Please retype every line of the material below word for word, leaving the pictures out of your answer.

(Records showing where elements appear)
────────────────────────────────────────
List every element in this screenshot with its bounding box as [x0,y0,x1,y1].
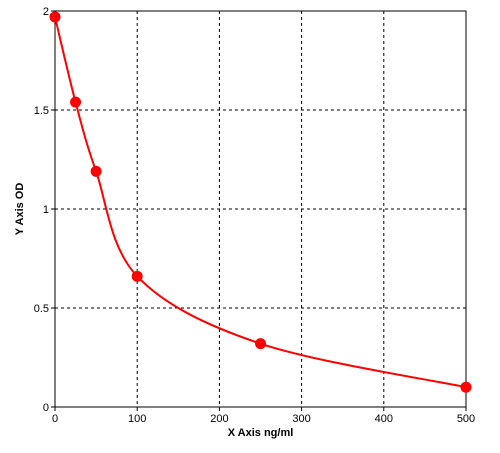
y-tick-label: 0.5 [34,303,49,315]
data-point [70,96,82,108]
data-point [90,165,102,177]
grid-lines [55,11,466,407]
x-axis-title: X Axis ng/ml [228,427,294,439]
y-tick-label: 0 [43,402,49,414]
y-axis-title: Y Axis OD [14,183,26,236]
data-point [131,270,143,282]
fit-curve [54,16,467,389]
y-tick-label: 1.5 [34,105,49,117]
x-tick-label: 100 [128,413,146,425]
y-tick-label: 1 [43,204,49,216]
x-tick-label: 200 [210,413,228,425]
axis-ticks: 0 100 200 300 400 500 0 0.5 1 1.5 2 [34,6,475,425]
data-point [255,338,266,350]
data-point [49,11,61,23]
x-tick-label: 400 [375,413,393,425]
x-tick-label: 500 [457,413,475,425]
data-points [49,11,472,393]
data-point [460,381,472,393]
x-tick-label: 0 [52,413,58,425]
x-tick-label: 300 [292,413,310,425]
y-tick-label: 2 [43,6,49,18]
────────────────────────────────────────
# OUTPUT OF THE EXERCISE
List every element in this screenshot with its bounding box as [x0,y0,x1,y1].
y-tick-label: 0.5 [34,303,49,315]
data-point [70,96,82,108]
data-point [90,165,102,177]
grid-lines [55,11,466,407]
x-axis-title: X Axis ng/ml [228,427,294,439]
y-tick-label: 0 [43,402,49,414]
y-axis-title: Y Axis OD [14,183,26,236]
data-point [131,270,143,282]
fit-curve [54,16,467,389]
y-tick-label: 1.5 [34,105,49,117]
x-tick-label: 100 [128,413,146,425]
y-tick-label: 1 [43,204,49,216]
x-tick-label: 200 [210,413,228,425]
axis-ticks: 0 100 200 300 400 500 0 0.5 1 1.5 2 [34,6,475,425]
data-point [255,338,266,350]
data-point [49,11,61,23]
x-tick-label: 400 [375,413,393,425]
x-tick-label: 500 [457,413,475,425]
data-points [49,11,472,393]
data-point [460,381,472,393]
x-tick-label: 0 [52,413,58,425]
x-tick-label: 300 [292,413,310,425]
y-tick-label: 2 [43,6,49,18]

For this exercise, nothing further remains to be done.